* **STATED TASK**
Your answer should be a single number: the count of lines holding the word "data".

* **MATERIAL FOR THE TASK**
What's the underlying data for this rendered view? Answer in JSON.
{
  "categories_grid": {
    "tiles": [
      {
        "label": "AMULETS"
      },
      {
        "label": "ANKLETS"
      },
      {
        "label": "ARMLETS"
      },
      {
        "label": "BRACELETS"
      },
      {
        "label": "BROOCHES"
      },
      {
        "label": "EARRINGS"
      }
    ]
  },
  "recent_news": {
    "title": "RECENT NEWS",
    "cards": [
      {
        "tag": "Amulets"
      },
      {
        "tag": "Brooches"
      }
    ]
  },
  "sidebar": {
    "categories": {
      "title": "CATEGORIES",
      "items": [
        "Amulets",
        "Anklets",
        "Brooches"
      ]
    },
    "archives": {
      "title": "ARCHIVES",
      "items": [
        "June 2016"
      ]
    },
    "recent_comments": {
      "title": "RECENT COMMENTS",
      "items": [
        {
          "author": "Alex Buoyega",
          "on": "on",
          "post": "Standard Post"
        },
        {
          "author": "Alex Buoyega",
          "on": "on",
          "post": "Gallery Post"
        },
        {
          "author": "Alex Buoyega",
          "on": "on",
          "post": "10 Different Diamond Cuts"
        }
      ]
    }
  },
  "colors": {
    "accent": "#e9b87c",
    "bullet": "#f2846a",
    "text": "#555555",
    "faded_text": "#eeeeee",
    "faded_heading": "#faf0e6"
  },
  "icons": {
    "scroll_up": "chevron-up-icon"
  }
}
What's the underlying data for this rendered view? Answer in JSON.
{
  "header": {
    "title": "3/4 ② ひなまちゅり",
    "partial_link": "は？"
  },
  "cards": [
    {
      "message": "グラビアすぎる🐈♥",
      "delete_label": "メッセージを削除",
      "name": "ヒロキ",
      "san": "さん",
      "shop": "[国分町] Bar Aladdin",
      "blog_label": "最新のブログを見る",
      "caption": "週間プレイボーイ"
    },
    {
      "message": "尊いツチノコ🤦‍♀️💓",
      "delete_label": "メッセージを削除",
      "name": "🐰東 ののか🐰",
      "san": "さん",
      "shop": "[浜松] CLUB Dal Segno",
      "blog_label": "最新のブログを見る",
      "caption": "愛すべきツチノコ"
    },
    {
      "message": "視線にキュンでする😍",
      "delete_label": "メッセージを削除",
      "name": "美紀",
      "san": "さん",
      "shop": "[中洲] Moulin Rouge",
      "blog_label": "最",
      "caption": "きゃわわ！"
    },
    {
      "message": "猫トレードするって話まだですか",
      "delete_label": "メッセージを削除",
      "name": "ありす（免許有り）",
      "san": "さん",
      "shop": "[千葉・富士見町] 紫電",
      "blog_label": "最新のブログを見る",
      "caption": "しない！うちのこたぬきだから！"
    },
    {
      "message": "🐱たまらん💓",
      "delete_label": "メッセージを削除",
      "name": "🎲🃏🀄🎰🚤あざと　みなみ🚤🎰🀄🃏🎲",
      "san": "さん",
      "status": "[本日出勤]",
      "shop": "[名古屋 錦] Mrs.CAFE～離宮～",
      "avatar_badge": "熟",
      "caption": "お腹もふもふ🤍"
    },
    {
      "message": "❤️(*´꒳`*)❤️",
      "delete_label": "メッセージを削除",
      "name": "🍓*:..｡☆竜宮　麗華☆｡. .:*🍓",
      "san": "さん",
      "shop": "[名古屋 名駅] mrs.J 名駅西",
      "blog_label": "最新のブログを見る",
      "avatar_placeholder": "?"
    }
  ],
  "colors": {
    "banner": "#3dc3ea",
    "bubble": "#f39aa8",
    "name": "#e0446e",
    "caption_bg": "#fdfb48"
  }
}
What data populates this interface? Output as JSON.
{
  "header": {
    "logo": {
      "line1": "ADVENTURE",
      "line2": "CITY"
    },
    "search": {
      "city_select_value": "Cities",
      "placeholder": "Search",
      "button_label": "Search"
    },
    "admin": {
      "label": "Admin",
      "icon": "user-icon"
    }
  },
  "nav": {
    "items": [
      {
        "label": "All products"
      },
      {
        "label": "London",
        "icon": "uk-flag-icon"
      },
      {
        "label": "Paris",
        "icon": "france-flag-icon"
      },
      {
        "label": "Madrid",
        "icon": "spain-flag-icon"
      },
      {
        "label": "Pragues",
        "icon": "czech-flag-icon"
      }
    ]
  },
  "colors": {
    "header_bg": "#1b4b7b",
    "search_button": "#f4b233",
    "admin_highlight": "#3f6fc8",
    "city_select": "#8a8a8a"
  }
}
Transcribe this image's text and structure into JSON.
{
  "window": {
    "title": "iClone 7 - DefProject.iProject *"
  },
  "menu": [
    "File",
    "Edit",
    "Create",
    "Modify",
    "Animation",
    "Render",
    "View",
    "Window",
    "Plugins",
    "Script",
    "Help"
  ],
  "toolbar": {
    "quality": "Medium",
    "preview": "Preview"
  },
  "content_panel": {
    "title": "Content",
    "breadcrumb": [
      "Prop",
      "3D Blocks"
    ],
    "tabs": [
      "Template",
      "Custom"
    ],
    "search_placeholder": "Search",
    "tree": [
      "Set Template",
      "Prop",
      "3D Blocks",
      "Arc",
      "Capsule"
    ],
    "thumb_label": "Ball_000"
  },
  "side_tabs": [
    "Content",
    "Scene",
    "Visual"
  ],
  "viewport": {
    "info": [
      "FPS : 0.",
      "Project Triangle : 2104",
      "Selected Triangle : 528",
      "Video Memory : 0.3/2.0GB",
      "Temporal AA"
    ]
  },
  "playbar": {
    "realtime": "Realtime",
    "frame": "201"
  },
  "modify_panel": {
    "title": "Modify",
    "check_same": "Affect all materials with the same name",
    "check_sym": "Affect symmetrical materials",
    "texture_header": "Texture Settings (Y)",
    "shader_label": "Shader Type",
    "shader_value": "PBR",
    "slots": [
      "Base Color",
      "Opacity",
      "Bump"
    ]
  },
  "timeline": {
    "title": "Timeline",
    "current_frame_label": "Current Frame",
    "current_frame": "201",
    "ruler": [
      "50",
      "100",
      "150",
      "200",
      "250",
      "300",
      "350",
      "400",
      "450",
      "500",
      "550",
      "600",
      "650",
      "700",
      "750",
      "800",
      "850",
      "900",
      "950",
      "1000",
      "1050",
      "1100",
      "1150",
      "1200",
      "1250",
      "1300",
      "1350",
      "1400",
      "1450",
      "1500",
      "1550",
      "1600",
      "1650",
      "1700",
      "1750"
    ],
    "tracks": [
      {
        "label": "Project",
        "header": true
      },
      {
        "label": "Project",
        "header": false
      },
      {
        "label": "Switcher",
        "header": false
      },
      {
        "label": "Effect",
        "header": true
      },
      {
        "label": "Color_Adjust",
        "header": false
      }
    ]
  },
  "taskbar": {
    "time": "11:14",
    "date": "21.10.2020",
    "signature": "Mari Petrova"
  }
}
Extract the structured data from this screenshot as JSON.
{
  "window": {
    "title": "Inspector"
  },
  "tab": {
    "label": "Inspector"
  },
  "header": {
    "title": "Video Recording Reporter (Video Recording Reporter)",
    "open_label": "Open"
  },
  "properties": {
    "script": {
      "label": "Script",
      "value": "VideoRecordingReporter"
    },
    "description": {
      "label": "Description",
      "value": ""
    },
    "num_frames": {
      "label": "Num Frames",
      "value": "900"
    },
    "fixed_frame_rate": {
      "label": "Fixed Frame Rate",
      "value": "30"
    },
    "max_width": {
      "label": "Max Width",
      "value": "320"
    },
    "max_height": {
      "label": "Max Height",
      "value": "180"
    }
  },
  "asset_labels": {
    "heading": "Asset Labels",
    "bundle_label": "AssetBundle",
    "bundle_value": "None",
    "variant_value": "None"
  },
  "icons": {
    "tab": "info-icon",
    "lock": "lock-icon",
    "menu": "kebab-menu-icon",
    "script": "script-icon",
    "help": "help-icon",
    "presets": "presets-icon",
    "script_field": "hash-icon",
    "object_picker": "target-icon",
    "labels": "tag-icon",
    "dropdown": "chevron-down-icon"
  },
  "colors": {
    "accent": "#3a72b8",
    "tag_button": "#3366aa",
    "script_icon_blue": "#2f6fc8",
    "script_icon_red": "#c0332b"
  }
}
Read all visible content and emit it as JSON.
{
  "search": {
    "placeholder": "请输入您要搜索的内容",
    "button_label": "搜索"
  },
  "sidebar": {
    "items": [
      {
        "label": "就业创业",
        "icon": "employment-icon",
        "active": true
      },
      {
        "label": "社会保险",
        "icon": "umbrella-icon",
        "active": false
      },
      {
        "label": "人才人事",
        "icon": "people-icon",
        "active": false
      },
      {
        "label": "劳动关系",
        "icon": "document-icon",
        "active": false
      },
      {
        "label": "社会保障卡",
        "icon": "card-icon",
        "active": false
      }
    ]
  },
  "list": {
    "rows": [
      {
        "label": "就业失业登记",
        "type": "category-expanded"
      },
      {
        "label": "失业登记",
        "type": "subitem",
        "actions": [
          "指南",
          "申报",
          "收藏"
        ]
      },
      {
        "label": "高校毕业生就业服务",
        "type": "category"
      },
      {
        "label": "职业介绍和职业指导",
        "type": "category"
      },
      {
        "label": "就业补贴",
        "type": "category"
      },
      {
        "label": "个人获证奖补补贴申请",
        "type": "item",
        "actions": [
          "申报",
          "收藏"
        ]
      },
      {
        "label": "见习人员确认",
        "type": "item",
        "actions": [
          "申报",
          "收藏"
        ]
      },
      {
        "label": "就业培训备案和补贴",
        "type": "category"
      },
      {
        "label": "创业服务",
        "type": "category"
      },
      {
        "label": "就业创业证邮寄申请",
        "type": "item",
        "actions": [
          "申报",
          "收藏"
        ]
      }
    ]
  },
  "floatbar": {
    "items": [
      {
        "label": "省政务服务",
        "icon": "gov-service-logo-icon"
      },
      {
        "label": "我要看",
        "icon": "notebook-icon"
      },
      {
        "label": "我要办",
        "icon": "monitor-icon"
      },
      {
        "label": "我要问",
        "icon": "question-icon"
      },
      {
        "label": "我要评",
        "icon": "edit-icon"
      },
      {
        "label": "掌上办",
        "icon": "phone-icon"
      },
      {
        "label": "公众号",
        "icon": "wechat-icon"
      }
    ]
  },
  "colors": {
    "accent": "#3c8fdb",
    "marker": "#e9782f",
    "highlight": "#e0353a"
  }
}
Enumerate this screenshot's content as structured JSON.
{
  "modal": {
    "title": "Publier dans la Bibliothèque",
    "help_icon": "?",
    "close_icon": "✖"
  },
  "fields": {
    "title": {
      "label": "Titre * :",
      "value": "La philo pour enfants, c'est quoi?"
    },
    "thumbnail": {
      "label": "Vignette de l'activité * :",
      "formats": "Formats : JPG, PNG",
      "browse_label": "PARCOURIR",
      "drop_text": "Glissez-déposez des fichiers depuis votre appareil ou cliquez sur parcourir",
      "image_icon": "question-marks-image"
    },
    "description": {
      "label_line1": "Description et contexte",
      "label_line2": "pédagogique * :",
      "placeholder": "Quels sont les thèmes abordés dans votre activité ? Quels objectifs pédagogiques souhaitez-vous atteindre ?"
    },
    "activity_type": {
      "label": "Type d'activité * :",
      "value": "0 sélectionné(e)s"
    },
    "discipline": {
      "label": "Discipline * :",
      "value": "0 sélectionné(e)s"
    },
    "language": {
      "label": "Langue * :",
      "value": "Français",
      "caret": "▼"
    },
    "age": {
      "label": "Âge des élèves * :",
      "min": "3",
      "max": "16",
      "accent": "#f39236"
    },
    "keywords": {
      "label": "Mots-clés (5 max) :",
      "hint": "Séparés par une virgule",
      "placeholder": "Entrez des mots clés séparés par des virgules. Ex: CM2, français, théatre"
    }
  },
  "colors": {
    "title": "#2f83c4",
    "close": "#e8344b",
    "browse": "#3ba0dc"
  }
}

* **WORKED ANSWER**
4